## Goal of the exercise:
Lift out all lines below that contain "Extremadura".

## Provided records:
----

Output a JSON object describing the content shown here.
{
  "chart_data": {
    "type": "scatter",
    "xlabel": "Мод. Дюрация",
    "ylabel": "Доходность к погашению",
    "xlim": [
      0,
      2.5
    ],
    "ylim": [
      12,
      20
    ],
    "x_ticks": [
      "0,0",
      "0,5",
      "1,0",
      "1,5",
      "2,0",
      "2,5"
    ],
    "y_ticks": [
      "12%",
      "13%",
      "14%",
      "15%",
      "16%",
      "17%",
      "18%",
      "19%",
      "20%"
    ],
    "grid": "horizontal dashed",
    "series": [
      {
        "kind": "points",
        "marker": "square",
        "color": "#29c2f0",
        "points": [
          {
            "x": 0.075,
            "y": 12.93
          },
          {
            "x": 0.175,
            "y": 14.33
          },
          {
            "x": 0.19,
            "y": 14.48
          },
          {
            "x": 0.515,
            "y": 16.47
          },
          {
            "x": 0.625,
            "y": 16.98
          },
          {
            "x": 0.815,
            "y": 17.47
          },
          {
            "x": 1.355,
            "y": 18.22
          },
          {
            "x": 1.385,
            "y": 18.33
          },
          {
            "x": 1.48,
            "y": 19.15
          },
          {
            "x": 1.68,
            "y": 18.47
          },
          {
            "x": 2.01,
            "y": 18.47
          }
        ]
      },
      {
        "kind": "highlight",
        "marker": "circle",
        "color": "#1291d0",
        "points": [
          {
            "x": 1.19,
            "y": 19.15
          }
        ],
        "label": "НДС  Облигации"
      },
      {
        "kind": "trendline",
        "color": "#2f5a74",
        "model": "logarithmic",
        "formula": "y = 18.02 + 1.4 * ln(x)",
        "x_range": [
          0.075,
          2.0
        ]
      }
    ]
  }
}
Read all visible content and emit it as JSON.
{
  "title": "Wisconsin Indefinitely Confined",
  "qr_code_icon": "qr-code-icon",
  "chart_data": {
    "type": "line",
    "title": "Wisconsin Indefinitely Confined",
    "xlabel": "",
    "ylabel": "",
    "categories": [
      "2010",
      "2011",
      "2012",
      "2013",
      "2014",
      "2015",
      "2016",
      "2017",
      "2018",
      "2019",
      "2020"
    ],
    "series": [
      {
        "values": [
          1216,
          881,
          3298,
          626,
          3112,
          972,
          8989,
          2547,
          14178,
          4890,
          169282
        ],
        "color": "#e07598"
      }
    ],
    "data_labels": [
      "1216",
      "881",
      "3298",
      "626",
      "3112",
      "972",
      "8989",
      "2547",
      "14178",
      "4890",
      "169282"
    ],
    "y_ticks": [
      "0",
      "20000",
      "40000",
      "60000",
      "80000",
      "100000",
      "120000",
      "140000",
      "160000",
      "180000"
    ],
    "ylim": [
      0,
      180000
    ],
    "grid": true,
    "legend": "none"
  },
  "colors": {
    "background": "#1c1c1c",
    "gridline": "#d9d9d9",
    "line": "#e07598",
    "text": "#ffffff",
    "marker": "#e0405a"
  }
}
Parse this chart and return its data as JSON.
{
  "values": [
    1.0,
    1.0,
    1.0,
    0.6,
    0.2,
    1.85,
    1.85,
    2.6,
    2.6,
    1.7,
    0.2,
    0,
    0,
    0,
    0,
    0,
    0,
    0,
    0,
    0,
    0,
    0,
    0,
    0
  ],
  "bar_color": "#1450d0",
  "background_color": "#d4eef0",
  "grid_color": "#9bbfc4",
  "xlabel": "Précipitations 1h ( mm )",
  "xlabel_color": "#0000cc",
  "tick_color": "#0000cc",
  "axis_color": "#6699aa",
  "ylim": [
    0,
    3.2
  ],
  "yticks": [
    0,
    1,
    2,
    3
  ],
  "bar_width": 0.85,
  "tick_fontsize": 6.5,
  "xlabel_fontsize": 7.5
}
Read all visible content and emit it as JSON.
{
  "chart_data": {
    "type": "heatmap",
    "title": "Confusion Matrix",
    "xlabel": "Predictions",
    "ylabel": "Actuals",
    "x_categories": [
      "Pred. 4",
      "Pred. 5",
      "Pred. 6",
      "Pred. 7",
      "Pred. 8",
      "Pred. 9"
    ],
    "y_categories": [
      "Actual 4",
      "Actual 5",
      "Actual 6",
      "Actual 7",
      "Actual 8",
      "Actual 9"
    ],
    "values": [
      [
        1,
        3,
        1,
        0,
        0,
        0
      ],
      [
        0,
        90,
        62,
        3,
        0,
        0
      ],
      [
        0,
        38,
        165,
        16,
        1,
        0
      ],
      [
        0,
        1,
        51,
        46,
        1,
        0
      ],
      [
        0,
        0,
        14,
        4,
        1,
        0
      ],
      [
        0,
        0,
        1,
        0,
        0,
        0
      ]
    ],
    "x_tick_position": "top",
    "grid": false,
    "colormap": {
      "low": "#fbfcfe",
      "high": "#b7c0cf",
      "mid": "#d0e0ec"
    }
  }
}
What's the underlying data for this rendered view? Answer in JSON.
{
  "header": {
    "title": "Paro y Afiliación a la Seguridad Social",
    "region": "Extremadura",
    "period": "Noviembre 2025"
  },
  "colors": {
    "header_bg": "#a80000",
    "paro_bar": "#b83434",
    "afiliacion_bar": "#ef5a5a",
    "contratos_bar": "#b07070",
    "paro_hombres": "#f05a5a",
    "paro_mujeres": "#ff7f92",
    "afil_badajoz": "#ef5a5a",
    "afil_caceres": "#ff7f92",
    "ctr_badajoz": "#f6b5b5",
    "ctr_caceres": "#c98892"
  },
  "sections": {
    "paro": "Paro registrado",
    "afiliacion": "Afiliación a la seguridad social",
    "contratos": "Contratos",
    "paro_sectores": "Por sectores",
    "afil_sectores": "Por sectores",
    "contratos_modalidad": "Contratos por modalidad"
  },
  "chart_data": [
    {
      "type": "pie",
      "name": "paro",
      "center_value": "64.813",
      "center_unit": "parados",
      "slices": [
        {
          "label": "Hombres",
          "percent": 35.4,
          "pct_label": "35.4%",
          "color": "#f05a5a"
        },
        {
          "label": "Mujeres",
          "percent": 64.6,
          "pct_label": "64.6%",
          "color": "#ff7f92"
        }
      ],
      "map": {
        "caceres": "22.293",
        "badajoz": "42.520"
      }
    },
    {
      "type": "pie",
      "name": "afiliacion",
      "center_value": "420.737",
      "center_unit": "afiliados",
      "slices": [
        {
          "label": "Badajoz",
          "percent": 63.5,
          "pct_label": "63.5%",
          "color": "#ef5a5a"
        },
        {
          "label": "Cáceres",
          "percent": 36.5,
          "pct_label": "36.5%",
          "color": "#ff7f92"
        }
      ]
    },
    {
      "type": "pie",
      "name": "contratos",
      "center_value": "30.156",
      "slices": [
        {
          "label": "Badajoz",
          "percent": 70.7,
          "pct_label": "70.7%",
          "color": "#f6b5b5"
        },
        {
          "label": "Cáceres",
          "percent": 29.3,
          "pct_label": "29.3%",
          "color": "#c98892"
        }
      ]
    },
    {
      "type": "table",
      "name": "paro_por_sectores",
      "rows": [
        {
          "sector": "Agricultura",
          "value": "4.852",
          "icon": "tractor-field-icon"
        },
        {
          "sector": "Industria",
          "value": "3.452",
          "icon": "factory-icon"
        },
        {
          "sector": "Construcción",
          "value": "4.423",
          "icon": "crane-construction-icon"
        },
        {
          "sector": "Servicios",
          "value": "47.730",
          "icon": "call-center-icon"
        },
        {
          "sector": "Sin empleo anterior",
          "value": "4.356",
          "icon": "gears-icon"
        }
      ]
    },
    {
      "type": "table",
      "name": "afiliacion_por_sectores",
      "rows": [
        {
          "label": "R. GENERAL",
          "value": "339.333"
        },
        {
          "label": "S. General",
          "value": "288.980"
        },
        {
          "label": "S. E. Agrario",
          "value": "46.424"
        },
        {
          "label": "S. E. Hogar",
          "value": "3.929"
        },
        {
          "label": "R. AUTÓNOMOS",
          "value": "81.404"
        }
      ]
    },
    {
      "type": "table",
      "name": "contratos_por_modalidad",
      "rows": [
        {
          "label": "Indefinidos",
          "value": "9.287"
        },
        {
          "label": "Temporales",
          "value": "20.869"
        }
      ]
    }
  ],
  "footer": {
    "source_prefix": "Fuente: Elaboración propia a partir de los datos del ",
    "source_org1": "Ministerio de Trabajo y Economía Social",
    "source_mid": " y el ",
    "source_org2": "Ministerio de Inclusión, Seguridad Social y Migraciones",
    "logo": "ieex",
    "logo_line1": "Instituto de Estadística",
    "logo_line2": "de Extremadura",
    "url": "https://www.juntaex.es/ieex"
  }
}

----

## Exercise output:
    "region": "Extremadura",
    "logo_line2": "de Extremadura",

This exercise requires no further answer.